>> BEGIN Input rows
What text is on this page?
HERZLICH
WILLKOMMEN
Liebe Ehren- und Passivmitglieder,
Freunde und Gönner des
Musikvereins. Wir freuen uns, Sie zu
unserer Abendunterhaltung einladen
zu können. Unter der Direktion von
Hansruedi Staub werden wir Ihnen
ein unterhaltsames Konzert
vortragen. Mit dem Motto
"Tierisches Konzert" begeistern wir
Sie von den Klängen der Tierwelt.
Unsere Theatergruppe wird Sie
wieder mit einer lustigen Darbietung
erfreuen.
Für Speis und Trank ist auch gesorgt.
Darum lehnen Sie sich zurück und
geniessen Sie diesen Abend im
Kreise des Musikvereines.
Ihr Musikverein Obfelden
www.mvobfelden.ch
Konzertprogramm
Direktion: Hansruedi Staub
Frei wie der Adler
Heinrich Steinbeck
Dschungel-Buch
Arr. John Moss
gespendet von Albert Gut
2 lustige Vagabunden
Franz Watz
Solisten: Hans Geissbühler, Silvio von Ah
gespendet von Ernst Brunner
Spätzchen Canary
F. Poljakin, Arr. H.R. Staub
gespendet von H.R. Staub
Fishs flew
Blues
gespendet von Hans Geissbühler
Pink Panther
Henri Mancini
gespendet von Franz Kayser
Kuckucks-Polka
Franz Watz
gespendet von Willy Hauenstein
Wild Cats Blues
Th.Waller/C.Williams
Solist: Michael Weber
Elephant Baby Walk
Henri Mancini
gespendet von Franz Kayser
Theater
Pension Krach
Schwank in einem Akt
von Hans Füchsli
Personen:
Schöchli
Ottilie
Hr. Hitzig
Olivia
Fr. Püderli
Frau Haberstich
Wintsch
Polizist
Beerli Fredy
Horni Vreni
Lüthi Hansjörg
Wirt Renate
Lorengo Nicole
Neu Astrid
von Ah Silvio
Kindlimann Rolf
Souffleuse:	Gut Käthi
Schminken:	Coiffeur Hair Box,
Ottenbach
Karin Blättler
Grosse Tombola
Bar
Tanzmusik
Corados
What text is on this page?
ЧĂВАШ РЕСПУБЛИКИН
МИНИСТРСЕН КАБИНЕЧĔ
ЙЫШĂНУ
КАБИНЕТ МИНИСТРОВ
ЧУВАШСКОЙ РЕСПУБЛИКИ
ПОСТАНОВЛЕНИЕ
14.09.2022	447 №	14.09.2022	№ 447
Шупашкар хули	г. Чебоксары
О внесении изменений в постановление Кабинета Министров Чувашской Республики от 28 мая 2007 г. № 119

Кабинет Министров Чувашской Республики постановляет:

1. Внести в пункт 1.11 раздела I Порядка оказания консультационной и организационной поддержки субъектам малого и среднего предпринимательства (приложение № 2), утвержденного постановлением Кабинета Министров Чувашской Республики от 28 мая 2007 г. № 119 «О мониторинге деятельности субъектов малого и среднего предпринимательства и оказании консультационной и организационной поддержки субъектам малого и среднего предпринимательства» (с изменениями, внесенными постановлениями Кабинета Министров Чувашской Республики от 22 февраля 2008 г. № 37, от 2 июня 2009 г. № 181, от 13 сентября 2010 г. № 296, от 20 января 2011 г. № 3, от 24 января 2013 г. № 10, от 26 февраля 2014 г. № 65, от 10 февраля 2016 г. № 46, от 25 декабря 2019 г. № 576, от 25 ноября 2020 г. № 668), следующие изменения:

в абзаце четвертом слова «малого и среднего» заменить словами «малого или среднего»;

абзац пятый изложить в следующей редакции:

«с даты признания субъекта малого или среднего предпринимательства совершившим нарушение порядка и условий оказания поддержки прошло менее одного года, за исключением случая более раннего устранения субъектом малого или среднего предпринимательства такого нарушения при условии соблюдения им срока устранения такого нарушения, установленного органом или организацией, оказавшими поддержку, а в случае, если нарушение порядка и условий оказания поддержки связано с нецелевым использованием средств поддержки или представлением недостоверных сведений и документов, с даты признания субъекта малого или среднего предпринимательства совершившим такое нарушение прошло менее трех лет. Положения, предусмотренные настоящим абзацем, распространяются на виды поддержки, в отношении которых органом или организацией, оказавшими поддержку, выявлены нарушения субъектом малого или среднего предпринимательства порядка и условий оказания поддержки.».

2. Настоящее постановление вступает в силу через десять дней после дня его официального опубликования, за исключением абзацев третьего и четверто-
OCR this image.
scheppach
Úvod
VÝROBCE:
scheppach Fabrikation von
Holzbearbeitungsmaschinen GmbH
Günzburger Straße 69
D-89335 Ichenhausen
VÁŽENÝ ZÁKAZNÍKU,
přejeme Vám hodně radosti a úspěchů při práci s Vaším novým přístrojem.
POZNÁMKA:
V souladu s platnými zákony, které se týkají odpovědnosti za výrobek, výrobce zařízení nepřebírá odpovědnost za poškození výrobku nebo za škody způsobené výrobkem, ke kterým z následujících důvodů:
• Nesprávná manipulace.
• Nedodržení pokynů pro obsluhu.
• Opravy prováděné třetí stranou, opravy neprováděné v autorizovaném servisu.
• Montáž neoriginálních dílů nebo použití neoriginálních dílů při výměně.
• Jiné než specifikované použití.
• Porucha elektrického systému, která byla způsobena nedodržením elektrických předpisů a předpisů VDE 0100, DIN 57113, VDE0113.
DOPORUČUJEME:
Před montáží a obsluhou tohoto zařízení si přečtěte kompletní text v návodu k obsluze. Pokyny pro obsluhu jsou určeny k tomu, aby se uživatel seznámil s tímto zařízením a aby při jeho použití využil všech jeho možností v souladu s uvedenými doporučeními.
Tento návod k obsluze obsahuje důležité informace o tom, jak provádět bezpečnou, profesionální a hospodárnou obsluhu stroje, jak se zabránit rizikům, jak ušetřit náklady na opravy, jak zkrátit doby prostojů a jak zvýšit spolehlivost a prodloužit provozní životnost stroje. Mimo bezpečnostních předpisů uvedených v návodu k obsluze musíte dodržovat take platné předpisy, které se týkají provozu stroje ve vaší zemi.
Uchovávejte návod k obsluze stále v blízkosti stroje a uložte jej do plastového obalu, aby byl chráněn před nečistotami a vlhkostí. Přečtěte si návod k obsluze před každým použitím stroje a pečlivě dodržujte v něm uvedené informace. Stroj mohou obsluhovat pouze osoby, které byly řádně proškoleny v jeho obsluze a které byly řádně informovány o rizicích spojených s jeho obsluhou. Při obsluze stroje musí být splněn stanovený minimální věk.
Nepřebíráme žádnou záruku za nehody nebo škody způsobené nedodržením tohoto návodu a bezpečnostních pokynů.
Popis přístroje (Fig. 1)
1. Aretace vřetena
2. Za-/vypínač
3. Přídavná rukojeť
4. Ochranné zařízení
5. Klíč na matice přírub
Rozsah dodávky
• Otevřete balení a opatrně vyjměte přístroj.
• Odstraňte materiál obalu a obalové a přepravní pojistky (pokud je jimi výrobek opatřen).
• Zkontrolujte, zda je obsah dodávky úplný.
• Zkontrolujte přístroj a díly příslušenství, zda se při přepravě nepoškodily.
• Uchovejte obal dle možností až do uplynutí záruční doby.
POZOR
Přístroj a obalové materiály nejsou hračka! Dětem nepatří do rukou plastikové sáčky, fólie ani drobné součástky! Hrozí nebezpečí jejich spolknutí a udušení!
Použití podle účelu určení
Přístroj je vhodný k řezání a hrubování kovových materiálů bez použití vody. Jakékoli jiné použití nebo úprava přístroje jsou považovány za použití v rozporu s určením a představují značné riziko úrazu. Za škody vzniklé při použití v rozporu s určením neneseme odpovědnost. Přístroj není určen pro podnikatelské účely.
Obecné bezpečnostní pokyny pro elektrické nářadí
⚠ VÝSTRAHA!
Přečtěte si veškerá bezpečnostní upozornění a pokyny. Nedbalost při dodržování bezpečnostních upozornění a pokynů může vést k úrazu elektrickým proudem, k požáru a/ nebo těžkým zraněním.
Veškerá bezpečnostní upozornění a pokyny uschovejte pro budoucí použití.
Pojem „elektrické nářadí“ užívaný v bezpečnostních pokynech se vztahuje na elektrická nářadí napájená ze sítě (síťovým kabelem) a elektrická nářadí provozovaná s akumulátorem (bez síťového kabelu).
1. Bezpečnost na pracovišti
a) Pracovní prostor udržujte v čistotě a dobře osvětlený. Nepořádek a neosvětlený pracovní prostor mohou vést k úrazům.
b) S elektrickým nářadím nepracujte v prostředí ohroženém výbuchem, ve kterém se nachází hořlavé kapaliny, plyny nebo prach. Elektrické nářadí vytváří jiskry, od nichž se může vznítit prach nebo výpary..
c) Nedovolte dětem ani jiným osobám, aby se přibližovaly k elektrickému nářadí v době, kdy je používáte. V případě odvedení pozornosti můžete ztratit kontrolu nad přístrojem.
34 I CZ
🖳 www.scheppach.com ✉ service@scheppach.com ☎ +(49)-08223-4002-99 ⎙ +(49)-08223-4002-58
>> END Input rows
Given exercise: Show the lines where the word "předpisů" appears in the entries.

Exercise answer:
• Porucha elektrického systému, která byla způsobena nedodržením elektrických předpisů a předpisů VDE 0100, DIN 57113, VDE0113.
Tento návod k obsluze obsahuje důležité informace o tom, jak provádět bezpečnou, profesionální a hospodárnou obsluhu stroje, jak se zabránit rizikům, jak ušetřit náklady na opravy, jak zkrátit doby prostojů a jak zvýšit spolehlivost a prodloužit provozní životnost stroje. Mimo bezpečnostních předpisů uvedených v návodu k obsluze musíte dodržovat take platné předpisy, které se týkají provozu stroje ve vaší zemi.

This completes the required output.